# DATA FOR THIS TASK

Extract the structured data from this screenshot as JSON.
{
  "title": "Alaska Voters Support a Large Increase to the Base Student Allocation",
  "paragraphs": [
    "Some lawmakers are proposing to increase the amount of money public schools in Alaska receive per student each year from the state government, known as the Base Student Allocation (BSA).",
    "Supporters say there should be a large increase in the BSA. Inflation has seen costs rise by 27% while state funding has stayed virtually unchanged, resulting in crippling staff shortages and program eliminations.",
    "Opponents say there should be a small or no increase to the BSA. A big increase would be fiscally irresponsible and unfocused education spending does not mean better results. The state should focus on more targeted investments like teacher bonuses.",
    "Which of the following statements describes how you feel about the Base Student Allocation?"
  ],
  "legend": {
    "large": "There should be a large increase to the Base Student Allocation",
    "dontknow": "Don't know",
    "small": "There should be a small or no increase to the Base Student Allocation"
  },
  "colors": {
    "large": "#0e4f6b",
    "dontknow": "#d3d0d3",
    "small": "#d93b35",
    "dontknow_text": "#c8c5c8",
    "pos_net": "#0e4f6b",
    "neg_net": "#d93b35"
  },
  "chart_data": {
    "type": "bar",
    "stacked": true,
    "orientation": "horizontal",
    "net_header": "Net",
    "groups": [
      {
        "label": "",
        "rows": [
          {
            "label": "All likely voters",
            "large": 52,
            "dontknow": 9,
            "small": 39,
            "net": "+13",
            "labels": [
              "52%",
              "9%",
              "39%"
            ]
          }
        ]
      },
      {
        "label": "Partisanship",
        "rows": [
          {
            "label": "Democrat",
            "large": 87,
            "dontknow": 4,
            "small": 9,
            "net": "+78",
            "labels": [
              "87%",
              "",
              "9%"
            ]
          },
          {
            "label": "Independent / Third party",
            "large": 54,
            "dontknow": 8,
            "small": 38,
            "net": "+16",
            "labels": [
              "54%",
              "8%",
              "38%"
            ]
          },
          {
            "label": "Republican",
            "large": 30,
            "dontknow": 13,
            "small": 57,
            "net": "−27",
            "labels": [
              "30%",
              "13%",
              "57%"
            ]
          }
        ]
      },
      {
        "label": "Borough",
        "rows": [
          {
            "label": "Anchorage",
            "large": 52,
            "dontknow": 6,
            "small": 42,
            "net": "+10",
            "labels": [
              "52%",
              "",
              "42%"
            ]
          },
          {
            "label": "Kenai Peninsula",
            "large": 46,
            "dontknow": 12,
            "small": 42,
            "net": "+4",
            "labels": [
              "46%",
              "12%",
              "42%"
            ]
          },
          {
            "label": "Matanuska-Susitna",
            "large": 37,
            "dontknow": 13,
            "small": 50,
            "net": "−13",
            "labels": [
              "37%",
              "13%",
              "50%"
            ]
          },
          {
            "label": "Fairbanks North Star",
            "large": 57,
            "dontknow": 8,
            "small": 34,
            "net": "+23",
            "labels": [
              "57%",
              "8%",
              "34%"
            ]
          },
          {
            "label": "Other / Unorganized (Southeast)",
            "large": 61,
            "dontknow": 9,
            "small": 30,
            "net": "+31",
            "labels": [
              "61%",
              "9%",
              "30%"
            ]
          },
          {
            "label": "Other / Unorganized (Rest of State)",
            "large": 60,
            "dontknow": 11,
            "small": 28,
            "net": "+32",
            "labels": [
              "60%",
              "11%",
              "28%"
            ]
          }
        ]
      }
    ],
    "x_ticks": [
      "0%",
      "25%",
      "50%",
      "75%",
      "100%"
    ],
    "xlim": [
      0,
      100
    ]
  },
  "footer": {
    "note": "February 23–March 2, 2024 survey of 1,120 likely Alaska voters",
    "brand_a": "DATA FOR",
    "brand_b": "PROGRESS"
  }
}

# INSTRUCTIONS FOR THE TASK
Give the records above again, word for word.

# FULL OUTPUT
Extract the structured data from this screenshot as JSON.
{
  "title": "Alaska Voters Support a Large Increase to the Base Student Allocation",
  "paragraphs": [
    "Some lawmakers are proposing to increase the amount of money public schools in Alaska receive per student each year from the state government, known as the Base Student Allocation (BSA).",
    "Supporters say there should be a large increase in the BSA. Inflation has seen costs rise by 27% while state funding has stayed virtually unchanged, resulting in crippling staff shortages and program eliminations.",
    "Opponents say there should be a small or no increase to the BSA. A big increase would be fiscally irresponsible and unfocused education spending does not mean better results. The state should focus on more targeted investments like teacher bonuses.",
    "Which of the following statements describes how you feel about the Base Student Allocation?"
  ],
  "legend": {
    "large": "There should be a large increase to the Base Student Allocation",
    "dontknow": "Don't know",
    "small": "There should be a small or no increase to the Base Student Allocation"
  },
  "colors": {
    "large": "#0e4f6b",
    "dontknow": "#d3d0d3",
    "small": "#d93b35",
    "dontknow_text": "#c8c5c8",
    "pos_net": "#0e4f6b",
    "neg_net": "#d93b35"
  },
  "chart_data": {
    "type": "bar",
    "stacked": true,
    "orientation": "horizontal",
    "net_header": "Net",
    "groups": [
      {
        "label": "",
        "rows": [
          {
            "label": "All likely voters",
            "large": 52,
            "dontknow": 9,
            "small": 39,
            "net": "+13",
            "labels": [
              "52%",
              "9%",
              "39%"
            ]
          }
        ]
      },
      {
        "label": "Partisanship",
        "rows": [
          {
            "label": "Democrat",
            "large": 87,
            "dontknow": 4,
            "small": 9,
            "net": "+78",
            "labels": [
              "87%",
              "",
              "9%"
            ]
          },
          {
            "label": "Independent / Third party",
            "large": 54,
            "dontknow": 8,
            "small": 38,
            "net": "+16",
            "labels": [
              "54%",
              "8%",
              "38%"
            ]
          },
          {
            "label": "Republican",
            "large": 30,
            "dontknow": 13,
            "small": 57,
            "net": "−27",
            "labels": [
              "30%",
              "13%",
              "57%"
            ]
          }
        ]
      },
      {
        "label": "Borough",
        "rows": [
          {
            "label": "Anchorage",
            "large": 52,
            "dontknow": 6,
            "small": 42,
            "net": "+10",
            "labels": [
              "52%",
              "",
              "42%"
            ]
          },
          {
            "label": "Kenai Peninsula",
            "large": 46,
            "dontknow": 12,
            "small": 42,
            "net": "+4",
            "labels": [
              "46%",
              "12%",
              "42%"
            ]
          },
          {
            "label": "Matanuska-Susitna",
            "large": 37,
            "dontknow": 13,
            "small": 50,
            "net": "−13",
            "labels": [
              "37%",
              "13%",
              "50%"
            ]
          },
          {
            "label": "Fairbanks North Star",
            "large": 57,
            "dontknow": 8,
            "small": 34,
            "net": "+23",
            "labels": [
              "57%",
              "8%",
              "34%"
            ]
          },
          {
            "label": "Other / Unorganized (Southeast)",
            "large": 61,
            "dontknow": 9,
            "small": 30,
            "net": "+31",
            "labels": [
              "61%",
              "9%",
              "30%"
            ]
          },
          {
            "label": "Other / Unorganized (Rest of State)",
            "large": 60,
            "dontknow": 11,
            "small": 28,
            "net": "+32",
            "labels": [
              "60%",
              "11%",
              "28%"
            ]
          }
        ]
      }
    ],
    "x_ticks": [
      "0%",
      "25%",
      "50%",
      "75%",
      "100%"
    ],
    "xlim": [
      0,
      100
    ]
  },
  "footer": {
    "note": "February 23–March 2, 2024 survey of 1,120 likely Alaska voters",
    "brand_a": "DATA FOR",
    "brand_b": "PROGRESS"
  }
}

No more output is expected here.